BEGIN Input material

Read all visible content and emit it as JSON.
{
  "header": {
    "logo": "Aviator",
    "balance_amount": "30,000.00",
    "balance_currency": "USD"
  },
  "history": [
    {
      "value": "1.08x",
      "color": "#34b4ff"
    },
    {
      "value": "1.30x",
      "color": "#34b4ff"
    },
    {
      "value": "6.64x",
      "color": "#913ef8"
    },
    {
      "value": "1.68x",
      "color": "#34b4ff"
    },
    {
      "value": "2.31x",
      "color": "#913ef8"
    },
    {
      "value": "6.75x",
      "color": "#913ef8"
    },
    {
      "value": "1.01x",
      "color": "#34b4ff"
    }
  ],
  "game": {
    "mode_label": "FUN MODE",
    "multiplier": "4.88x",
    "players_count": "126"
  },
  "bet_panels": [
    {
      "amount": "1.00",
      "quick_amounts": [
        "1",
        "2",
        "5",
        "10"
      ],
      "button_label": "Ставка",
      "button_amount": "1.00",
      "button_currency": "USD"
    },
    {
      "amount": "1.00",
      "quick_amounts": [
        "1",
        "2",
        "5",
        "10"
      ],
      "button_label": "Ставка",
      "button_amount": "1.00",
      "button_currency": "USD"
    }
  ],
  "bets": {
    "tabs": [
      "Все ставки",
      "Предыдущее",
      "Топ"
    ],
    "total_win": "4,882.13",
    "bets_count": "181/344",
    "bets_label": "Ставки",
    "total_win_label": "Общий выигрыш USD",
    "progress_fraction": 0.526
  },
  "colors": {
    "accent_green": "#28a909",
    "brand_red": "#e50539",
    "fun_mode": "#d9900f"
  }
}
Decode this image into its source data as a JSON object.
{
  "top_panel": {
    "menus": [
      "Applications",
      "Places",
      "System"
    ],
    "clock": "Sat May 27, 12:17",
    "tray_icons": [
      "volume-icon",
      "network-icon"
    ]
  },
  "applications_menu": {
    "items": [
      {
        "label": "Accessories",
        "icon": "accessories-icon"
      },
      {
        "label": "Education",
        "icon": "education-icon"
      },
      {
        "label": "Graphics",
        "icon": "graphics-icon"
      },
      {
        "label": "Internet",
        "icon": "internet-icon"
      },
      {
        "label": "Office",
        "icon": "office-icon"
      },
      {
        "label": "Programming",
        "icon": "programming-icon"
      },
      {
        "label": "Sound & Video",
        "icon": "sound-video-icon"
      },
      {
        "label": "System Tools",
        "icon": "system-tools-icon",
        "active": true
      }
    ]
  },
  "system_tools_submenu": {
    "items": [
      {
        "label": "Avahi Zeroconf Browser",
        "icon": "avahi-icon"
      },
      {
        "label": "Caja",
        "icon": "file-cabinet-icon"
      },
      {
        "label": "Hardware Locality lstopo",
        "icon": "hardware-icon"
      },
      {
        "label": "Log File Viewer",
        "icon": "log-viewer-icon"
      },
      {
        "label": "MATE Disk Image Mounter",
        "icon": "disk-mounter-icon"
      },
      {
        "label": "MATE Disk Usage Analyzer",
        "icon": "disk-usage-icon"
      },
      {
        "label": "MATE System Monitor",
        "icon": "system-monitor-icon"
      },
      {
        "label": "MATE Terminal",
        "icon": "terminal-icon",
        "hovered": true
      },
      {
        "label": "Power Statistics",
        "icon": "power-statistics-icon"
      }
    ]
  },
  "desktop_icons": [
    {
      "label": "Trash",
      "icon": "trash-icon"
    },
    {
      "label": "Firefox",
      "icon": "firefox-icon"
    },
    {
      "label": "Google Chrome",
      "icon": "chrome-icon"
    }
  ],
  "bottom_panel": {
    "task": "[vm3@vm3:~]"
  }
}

END Input material

*Short task*
Using the exact wording, write out all of the records.

*Final answer*
Read all visible content and emit it as JSON.
{
  "header": {
    "logo": "Aviator",
    "balance_amount": "30,000.00",
    "balance_currency": "USD"
  },
  "history": [
    {
      "value": "1.08x",
      "color": "#34b4ff"
    },
    {
      "value": "1.30x",
      "color": "#34b4ff"
    },
    {
      "value": "6.64x",
      "color": "#913ef8"
    },
    {
      "value": "1.68x",
      "color": "#34b4ff"
    },
    {
      "value": "2.31x",
      "color": "#913ef8"
    },
    {
      "value": "6.75x",
      "color": "#913ef8"
    },
    {
      "value": "1.01x",
      "color": "#34b4ff"
    }
  ],
  "game": {
    "mode_label": "FUN MODE",
    "multiplier": "4.88x",
    "players_count": "126"
  },
  "bet_panels": [
    {
      "amount": "1.00",
      "quick_amounts": [
        "1",
        "2",
        "5",
        "10"
      ],
      "button_label": "Ставка",
      "button_amount": "1.00",
      "button_currency": "USD"
    },
    {
      "amount": "1.00",
      "quick_amounts": [
        "1",
        "2",
        "5",
        "10"
      ],
      "button_label": "Ставка",
      "button_amount": "1.00",
      "button_currency": "USD"
    }
  ],
  "bets": {
    "tabs": [
      "Все ставки",
      "Предыдущее",
      "Топ"
    ],
    "total_win": "4,882.13",
    "bets_count": "181/344",
    "bets_label": "Ставки",
    "total_win_label": "Общий выигрыш USD",
    "progress_fraction": 0.526
  },
  "colors": {
    "accent_green": "#28a909",
    "brand_red": "#e50539",
    "fun_mode": "#d9900f"
  }
}
Decode this image into its source data as a JSON object.
{
  "top_panel": {
    "menus": [
      "Applications",
      "Places",
      "System"
    ],
    "clock": "Sat May 27, 12:17",
    "tray_icons": [
      "volume-icon",
      "network-icon"
    ]
  },
  "applications_menu": {
    "items": [
      {
        "label": "Accessories",
        "icon": "accessories-icon"
      },
      {
        "label": "Education",
        "icon": "education-icon"
      },
      {
        "label": "Graphics",
        "icon": "graphics-icon"
      },
      {
        "label": "Internet",
        "icon": "internet-icon"
      },
      {
        "label": "Office",
        "icon": "office-icon"
      },
      {
        "label": "Programming",
        "icon": "programming-icon"
      },
      {
        "label": "Sound & Video",
        "icon": "sound-video-icon"
      },
      {
        "label": "System Tools",
        "icon": "system-tools-icon",
        "active": true
      }
    ]
  },
  "system_tools_submenu": {
    "items": [
      {
        "label": "Avahi Zeroconf Browser",
        "icon": "avahi-icon"
      },
      {
        "label": "Caja",
        "icon": "file-cabinet-icon"
      },
      {
        "label": "Hardware Locality lstopo",
        "icon": "hardware-icon"
      },
      {
        "label": "Log File Viewer",
        "icon": "log-viewer-icon"
      },
      {
        "label": "MATE Disk Image Mounter",
        "icon": "disk-mounter-icon"
      },
      {
        "label": "MATE Disk Usage Analyzer",
        "icon": "disk-usage-icon"
      },
      {
        "label": "MATE System Monitor",
        "icon": "system-monitor-icon"
      },
      {
        "label": "MATE Terminal",
        "icon": "terminal-icon",
        "hovered": true
      },
      {
        "label": "Power Statistics",
        "icon": "power-statistics-icon"
      }
    ]
  },
  "desktop_icons": [
    {
      "label": "Trash",
      "icon": "trash-icon"
    },
    {
      "label": "Firefox",
      "icon": "firefox-icon"
    },
    {
      "label": "Google Chrome",
      "icon": "chrome-icon"
    }
  ],
  "bottom_panel": {
    "task": "[vm3@vm3:~]"
  }
}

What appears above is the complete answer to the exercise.